**Material supplied**
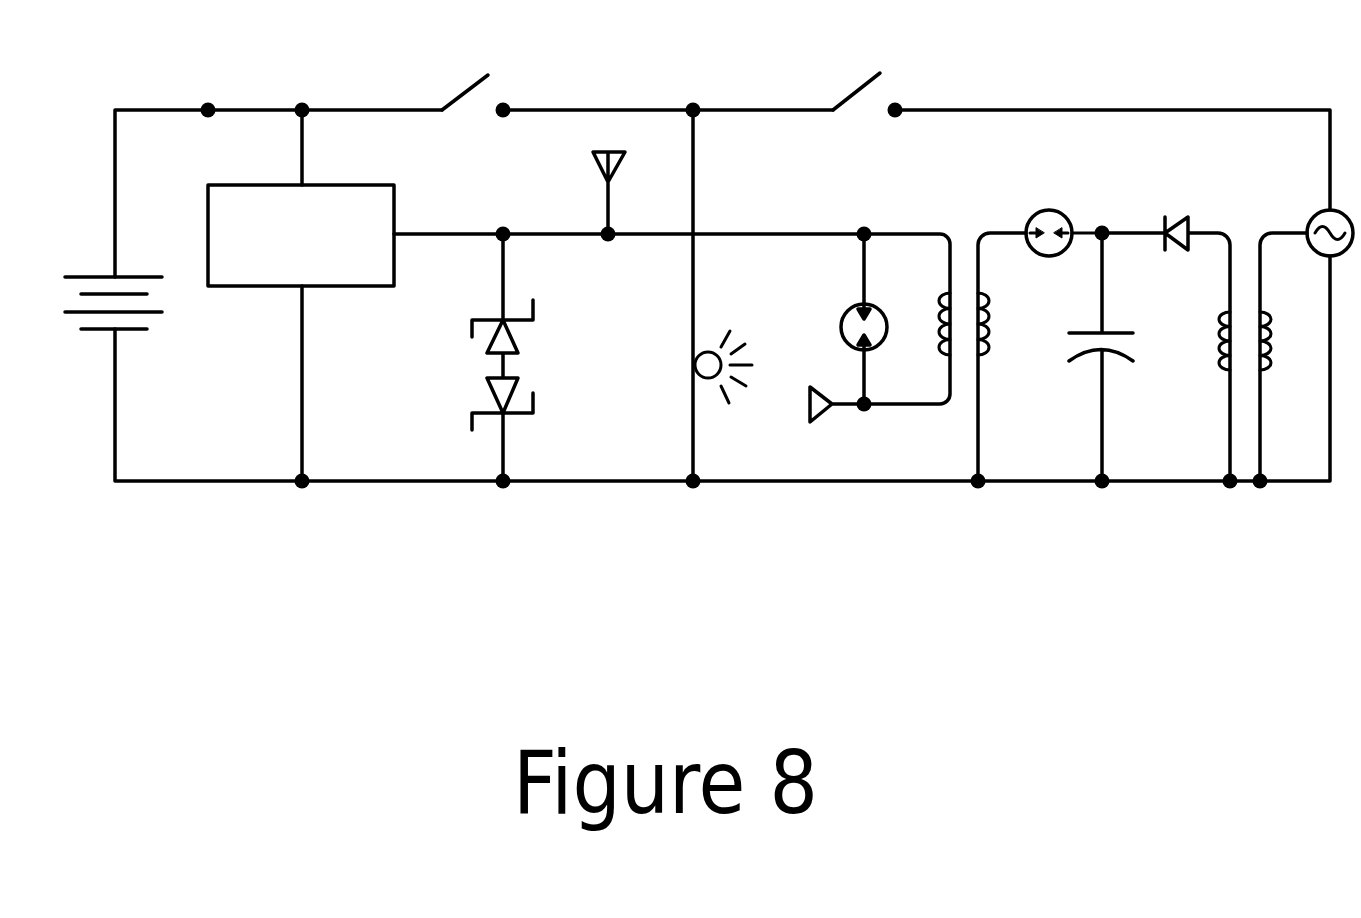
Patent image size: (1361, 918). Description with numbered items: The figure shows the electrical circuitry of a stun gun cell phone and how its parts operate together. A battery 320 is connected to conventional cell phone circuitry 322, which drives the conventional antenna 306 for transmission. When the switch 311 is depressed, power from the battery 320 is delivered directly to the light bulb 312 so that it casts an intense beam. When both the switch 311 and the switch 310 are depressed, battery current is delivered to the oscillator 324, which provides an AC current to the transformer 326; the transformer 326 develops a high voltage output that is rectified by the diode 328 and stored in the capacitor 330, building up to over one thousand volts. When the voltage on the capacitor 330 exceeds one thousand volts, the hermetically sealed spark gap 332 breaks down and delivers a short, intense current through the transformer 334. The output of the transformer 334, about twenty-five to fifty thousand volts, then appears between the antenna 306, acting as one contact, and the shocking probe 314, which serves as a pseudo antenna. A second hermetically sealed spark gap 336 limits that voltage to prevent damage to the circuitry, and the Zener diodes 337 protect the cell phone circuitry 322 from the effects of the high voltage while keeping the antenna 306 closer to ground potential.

The battery 320 is at (107, 281).
The cell phone circuitry 322 is at (301, 295).
The switch 311 is at (460, 71).
The switch 310 is at (857, 72).
The antenna 306 is at (581, 193).
The Zener diodes 337 is at (469, 357).
The light bulb 312 is at (723, 345).
The hermetically sealed spark gap 336 is at (843, 319).
The shocking probe 314 is at (821, 422).
The transformer 334 is at (1005, 357).
The hermetically sealed spark gap 332 is at (1064, 214).
The diode 328 is at (1166, 333).
The capacitor 330 is at (1110, 357).
The oscillator 324 is at (1312, 214).
The transformer 326 is at (1284, 357).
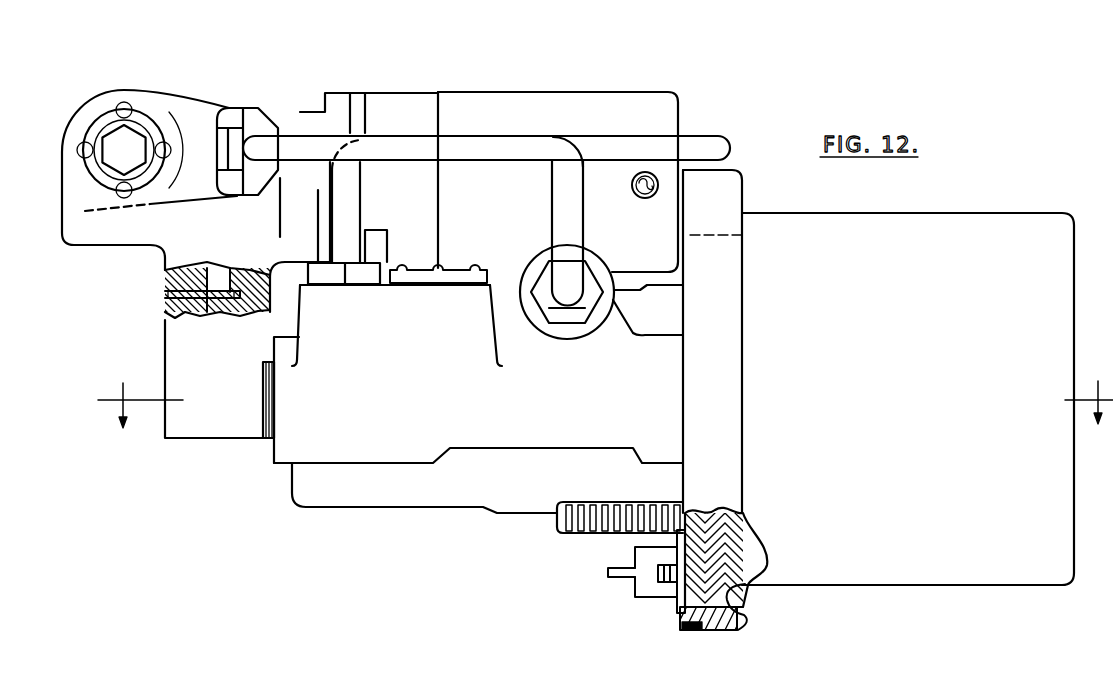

**Problem details**
Pull out each line of the items above that contains the word "spark". Uppercase and lowercase count as different.

**Task response**
Patent image size: (1361, 918). Description with numbered items: The figure shows the electrical circuitry of a stun gun cell phone and how its parts operate together. A battery 320 is connected to conventional cell phone circuitry 322, which drives the conventional antenna 306 for transmission. When the switch 311 is depressed, power from the battery 320 is delivered directly to the light bulb 312 so that it casts an intense beam. When both the switch 311 and the switch 310 are depressed, battery current is delivered to the oscillator 324, which provides an AC current to the transformer 326; the transformer 326 develops a high voltage output that is rectified by the diode 328 and stored in the capacitor 330, building up to over one thousand volts. When the voltage on the capacitor 330 exceeds one thousand volts, the hermetically sealed spark gap 332 breaks down and delivers a short, intense current through the transformer 334. The output of the transformer 334, about twenty-five to fifty thousand volts, then appears between the antenna 306, acting as one contact, and the shocking probe 314, which serves as a pseudo antenna. A second hermetically sealed spark gap 336 limits that voltage to prevent damage to the circuitry, and the Zener diodes 337 protect the cell phone circuitry 322 from the effects of the high voltage while keeping the antenna 306 closer to ground potential.
The hermetically sealed spark gap 336 is at (843, 319).
The hermetically sealed spark gap 332 is at (1064, 214).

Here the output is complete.